▸ DATASET CONTENT
** START **

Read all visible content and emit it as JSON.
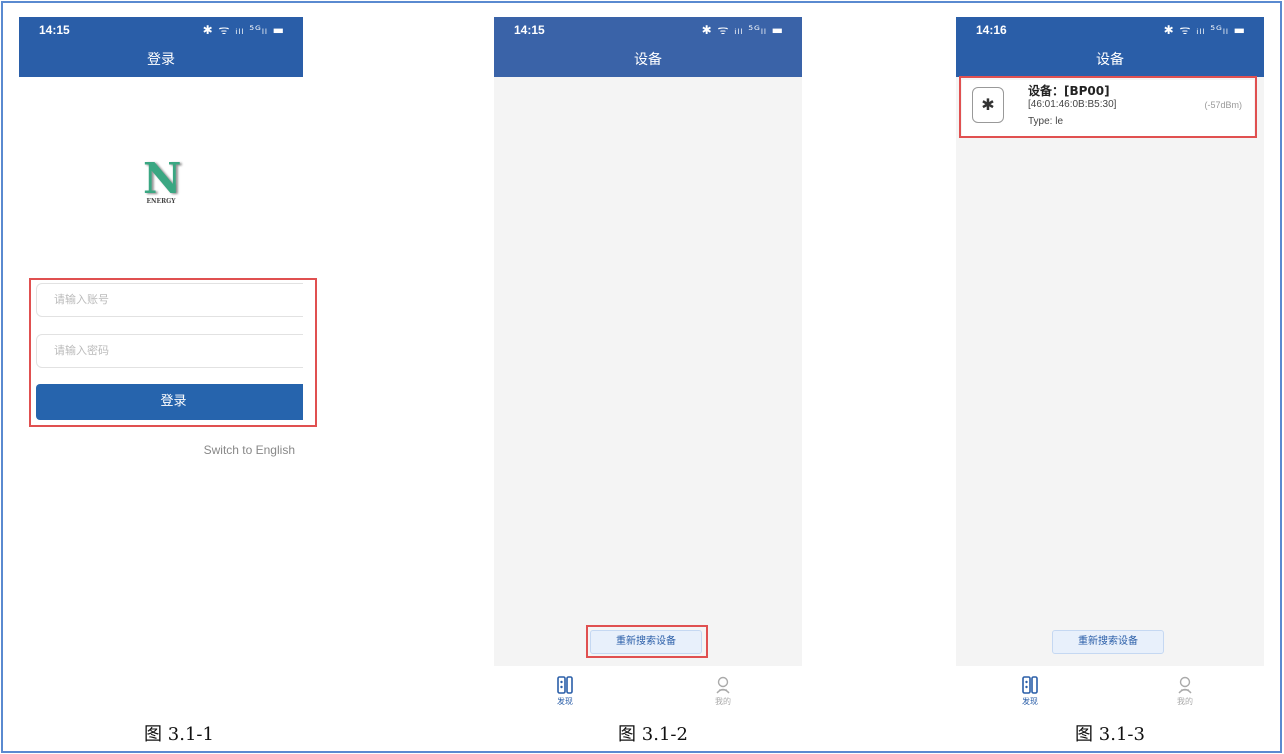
{
  "screens": [
    {
      "status_time": "14:15",
      "status_icons": "✱ ᯤ ᵢₗₗ ⁵ᴳₗₗ ▬",
      "title": "登录",
      "logo_letter": "N",
      "logo_sub": "ENERGY",
      "account_placeholder": "请输入账号",
      "password_placeholder": "请输入密码",
      "login_button": "登录",
      "switch_language": "Switch to English"
    },
    {
      "status_time": "14:15",
      "status_icons": "✱ ᯤ ᵢₗₗ ⁵ᴳₗₗ ▬",
      "title": "设备",
      "rescan_button": "重新搜索设备",
      "tab_discover": "发现",
      "tab_mine": "我的"
    },
    {
      "status_time": "14:16",
      "status_icons": "✱ ᯤ ᵢₗₗ ⁵ᴳₗₗ ▬",
      "title": "设备",
      "device": {
        "name": "设备：[BP00]",
        "mac": "[46:01:46:0B:B5:30]",
        "rssi": "(-57dBm)",
        "type": "Type: le",
        "icon": "bluetooth-icon"
      },
      "rescan_button": "重新搜索设备",
      "tab_discover": "发现",
      "tab_mine": "我的"
    }
  ],
  "captions": [
    "图 3.1-1",
    "图 3.1-2",
    "图 3.1-3"
  ],
  "colors": {
    "primary": "#2a5ea8",
    "highlight": "#e05050",
    "logo_green": "#3aa782",
    "frame": "#5a8ad0"
  }
}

** END **

▸ PROBLEM TO SOLVE
Retype the whole listing exactly and leave the pictures out.

▸ RESPONSE
Read all visible content and emit it as JSON.
{
  "screens": [
    {
      "status_time": "14:15",
      "status_icons": "✱ ᯤ ᵢₗₗ ⁵ᴳₗₗ ▬",
      "title": "登录",
      "logo_letter": "N",
      "logo_sub": "ENERGY",
      "account_placeholder": "请输入账号",
      "password_placeholder": "请输入密码",
      "login_button": "登录",
      "switch_language": "Switch to English"
    },
    {
      "status_time": "14:15",
      "status_icons": "✱ ᯤ ᵢₗₗ ⁵ᴳₗₗ ▬",
      "title": "设备",
      "rescan_button": "重新搜索设备",
      "tab_discover": "发现",
      "tab_mine": "我的"
    },
    {
      "status_time": "14:16",
      "status_icons": "✱ ᯤ ᵢₗₗ ⁵ᴳₗₗ ▬",
      "title": "设备",
      "device": {
        "name": "设备：[BP00]",
        "mac": "[46:01:46:0B:B5:30]",
        "rssi": "(-57dBm)",
        "type": "Type: le",
        "icon": "bluetooth-icon"
      },
      "rescan_button": "重新搜索设备",
      "tab_discover": "发现",
      "tab_mine": "我的"
    }
  ],
  "captions": [
    "图 3.1-1",
    "图 3.1-2",
    "图 3.1-3"
  ],
  "colors": {
    "primary": "#2a5ea8",
    "highlight": "#e05050",
    "logo_green": "#3aa782",
    "frame": "#5a8ad0"
  }
}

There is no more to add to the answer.